= ACTIVITY =
Whenever a line of the data below holds the string "Whey", copy that line.

= SUPPLIED INFORMATION =

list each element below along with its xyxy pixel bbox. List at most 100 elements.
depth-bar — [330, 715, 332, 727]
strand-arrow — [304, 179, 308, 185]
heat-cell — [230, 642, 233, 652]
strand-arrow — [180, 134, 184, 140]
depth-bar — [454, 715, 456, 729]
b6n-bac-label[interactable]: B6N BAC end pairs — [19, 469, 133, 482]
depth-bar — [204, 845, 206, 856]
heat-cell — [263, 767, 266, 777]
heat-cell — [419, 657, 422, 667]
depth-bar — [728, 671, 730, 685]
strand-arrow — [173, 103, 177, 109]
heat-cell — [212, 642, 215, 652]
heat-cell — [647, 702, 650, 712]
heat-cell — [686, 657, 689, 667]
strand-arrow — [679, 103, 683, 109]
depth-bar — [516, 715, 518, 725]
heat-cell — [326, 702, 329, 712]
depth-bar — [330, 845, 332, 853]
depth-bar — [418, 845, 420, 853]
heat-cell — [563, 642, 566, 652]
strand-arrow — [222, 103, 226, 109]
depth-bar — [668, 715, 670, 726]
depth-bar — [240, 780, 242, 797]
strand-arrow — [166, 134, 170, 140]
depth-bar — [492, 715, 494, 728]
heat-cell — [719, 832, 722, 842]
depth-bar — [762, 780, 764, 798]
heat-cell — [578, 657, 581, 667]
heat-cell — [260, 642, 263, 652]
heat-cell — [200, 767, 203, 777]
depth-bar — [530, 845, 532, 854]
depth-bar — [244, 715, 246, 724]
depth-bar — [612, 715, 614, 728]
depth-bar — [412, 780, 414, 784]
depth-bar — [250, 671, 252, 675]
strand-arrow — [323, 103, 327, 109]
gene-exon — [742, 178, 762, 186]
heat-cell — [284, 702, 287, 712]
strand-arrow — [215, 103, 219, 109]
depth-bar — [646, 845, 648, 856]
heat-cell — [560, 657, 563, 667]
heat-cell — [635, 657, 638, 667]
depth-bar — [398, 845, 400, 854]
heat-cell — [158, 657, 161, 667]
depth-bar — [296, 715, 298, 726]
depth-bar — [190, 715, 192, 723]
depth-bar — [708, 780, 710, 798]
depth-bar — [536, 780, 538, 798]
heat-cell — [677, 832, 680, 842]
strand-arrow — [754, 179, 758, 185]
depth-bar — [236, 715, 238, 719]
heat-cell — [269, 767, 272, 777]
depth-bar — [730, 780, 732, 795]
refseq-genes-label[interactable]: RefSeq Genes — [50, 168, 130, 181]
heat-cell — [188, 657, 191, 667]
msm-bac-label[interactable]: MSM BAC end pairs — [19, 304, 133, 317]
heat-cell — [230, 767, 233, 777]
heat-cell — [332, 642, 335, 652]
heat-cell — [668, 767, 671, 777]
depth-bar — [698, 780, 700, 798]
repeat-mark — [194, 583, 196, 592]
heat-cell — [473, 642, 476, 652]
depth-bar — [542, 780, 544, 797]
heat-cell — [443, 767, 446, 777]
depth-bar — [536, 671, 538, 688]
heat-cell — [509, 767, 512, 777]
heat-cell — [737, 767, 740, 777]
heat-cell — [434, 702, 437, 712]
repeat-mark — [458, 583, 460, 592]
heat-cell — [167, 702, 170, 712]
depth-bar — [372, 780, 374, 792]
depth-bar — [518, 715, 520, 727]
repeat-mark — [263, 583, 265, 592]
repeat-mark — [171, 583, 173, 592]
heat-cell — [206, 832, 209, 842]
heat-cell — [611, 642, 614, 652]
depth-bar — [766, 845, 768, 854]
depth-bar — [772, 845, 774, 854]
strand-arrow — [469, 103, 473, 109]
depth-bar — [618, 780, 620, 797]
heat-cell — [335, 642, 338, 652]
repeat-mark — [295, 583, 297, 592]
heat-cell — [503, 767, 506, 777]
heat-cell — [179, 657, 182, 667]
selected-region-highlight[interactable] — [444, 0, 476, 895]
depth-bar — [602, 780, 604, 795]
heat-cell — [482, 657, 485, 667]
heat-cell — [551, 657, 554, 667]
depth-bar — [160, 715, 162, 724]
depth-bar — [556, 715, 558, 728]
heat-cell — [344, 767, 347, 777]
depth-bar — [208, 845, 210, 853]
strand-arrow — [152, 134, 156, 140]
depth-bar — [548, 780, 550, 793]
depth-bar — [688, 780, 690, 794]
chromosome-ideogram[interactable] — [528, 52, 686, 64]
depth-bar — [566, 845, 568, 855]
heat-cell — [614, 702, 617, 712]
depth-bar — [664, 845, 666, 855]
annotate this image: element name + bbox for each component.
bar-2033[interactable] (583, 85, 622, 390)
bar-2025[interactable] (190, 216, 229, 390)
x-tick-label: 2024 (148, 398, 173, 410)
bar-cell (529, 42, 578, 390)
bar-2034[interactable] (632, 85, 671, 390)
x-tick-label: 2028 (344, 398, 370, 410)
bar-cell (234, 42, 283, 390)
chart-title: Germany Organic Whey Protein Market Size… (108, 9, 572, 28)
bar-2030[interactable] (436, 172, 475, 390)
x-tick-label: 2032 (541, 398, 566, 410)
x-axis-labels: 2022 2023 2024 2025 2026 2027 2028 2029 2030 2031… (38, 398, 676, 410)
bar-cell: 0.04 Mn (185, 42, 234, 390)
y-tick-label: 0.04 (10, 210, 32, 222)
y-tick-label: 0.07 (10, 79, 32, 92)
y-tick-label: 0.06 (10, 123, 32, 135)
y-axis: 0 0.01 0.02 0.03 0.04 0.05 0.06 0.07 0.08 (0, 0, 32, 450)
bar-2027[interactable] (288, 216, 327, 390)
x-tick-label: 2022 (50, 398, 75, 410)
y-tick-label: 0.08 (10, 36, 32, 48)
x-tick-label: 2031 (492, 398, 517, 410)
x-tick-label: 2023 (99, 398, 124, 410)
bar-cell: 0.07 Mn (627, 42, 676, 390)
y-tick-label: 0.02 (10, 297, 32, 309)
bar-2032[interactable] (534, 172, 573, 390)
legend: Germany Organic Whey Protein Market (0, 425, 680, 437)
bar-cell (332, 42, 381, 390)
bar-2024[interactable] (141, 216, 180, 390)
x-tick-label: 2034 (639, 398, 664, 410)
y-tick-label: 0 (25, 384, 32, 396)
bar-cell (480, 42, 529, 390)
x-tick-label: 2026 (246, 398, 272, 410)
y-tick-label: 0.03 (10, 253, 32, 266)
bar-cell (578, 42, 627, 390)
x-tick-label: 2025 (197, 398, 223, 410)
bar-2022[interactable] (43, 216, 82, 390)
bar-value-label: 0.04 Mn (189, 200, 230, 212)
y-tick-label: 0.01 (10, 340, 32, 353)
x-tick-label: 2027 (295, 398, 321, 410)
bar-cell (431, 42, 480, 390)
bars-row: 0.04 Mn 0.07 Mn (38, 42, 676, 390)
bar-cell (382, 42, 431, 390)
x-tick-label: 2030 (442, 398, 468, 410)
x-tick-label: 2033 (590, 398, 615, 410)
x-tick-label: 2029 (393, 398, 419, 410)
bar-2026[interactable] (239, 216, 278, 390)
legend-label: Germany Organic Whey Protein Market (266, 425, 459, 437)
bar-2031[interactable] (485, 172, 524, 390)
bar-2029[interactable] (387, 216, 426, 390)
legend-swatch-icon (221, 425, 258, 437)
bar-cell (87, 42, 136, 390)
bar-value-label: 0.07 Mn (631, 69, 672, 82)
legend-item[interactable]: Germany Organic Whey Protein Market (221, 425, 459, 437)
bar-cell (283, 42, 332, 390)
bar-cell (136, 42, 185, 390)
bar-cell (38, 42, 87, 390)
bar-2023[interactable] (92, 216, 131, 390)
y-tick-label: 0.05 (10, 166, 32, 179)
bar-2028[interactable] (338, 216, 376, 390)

= RESULT OF THIS EXERCISE =
chart-title: Germany Organic Whey Protein Market Size… (108, 9, 572, 28)
legend: Germany Organic Whey Protein Market (0, 425, 680, 437)
legend-label: Germany Organic Whey Protein Market (266, 425, 459, 437)
legend-item[interactable]: Germany Organic Whey Protein Market (221, 425, 459, 437)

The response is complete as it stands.